El Servicio de Administración Tributaria obtiene datos sobre operaciones financieras de los contribuyentes a través de reportes obligatorios que emiten bancos, plataformas digitales y otras entidades. Esta práctica se basa en disposiciones legales mexicanas que obligan a terceros a compartir información fiscal sin que el contribuyente la entregue directamente. El mecanismo busca verificar la congruencia entre los ingresos declarados y los movimientos reales registrados en el sistema financiero.
La autoridad fiscal no realiza vigilancia individualizada. En su lugar, utiliza canales establecidos por la legislación tributaria y acuerdos internacionales de intercambio de información. Cuando surgen discrepancias entre lo declarado y los datos recibidos de terceros, el SAT puede requerir aclaraciones adicionales al contribuyente para resolver posibles inconsistencias.

_REQUISITOS DEL PROBLEMA_
Según el texto sobre el SAT, ¿qué puede hacer la autoridad fiscal cuando hay discrepancias entre lo declarado y los datos recibidos de terceros?

(Extractos del conjunto de datos)

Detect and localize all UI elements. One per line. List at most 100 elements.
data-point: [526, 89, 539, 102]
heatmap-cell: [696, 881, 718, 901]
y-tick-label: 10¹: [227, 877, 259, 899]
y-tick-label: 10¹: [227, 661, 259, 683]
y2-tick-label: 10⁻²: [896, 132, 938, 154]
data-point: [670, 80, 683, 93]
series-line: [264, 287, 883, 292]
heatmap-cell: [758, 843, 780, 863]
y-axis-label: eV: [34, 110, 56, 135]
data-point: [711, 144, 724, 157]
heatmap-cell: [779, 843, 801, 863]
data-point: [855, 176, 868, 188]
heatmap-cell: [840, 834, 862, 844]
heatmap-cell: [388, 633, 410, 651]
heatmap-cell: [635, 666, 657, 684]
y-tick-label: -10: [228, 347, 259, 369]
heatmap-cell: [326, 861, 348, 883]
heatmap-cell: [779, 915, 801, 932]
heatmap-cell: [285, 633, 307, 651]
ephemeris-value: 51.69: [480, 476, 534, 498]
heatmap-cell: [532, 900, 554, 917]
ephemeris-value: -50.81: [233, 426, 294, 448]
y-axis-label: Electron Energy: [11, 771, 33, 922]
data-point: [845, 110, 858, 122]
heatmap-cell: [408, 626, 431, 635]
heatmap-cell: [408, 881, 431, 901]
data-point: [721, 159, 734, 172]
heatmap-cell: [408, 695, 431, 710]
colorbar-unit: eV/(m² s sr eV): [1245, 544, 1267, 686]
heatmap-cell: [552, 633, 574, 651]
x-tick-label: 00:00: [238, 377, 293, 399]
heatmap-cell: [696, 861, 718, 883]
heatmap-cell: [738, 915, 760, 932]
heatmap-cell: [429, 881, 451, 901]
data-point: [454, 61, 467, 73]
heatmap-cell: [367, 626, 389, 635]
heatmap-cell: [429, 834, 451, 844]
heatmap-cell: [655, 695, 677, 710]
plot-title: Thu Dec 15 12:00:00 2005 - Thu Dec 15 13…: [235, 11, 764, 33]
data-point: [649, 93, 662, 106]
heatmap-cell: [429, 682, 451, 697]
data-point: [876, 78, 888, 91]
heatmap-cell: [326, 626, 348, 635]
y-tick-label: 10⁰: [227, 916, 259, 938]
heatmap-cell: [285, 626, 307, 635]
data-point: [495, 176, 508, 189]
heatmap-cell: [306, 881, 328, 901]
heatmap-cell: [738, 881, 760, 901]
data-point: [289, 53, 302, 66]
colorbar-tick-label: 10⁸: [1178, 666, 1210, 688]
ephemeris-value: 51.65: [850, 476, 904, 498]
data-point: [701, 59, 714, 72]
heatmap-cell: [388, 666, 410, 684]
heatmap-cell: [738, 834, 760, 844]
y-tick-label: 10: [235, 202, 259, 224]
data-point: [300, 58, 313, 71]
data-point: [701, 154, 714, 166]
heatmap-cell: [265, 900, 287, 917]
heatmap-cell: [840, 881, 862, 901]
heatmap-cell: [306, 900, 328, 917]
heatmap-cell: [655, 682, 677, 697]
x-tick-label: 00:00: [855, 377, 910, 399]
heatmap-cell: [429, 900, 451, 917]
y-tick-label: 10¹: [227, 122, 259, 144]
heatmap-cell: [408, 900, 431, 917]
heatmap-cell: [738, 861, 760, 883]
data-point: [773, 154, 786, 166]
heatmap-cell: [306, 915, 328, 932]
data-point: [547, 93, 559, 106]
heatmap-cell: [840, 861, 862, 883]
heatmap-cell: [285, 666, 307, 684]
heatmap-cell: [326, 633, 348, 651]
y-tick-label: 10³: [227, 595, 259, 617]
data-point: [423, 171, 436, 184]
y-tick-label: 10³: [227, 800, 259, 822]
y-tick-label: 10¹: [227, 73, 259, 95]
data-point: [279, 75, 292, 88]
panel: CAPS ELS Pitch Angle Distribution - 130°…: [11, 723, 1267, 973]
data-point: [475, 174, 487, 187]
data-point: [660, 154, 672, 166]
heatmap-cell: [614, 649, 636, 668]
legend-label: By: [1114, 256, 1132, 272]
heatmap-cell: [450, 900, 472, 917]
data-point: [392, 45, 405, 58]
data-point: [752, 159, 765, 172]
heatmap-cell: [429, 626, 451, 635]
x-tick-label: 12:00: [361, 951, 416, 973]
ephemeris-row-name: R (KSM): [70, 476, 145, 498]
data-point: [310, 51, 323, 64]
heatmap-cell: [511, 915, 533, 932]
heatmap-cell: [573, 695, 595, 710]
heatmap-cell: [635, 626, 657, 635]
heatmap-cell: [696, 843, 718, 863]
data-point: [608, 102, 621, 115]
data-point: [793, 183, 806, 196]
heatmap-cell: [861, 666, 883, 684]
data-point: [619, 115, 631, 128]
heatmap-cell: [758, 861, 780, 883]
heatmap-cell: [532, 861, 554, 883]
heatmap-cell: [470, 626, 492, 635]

_RESULTADO OBTENIDO_
Puede requerir aclaraciones adicionales al contribuyente para resolver posibles inconsistencias.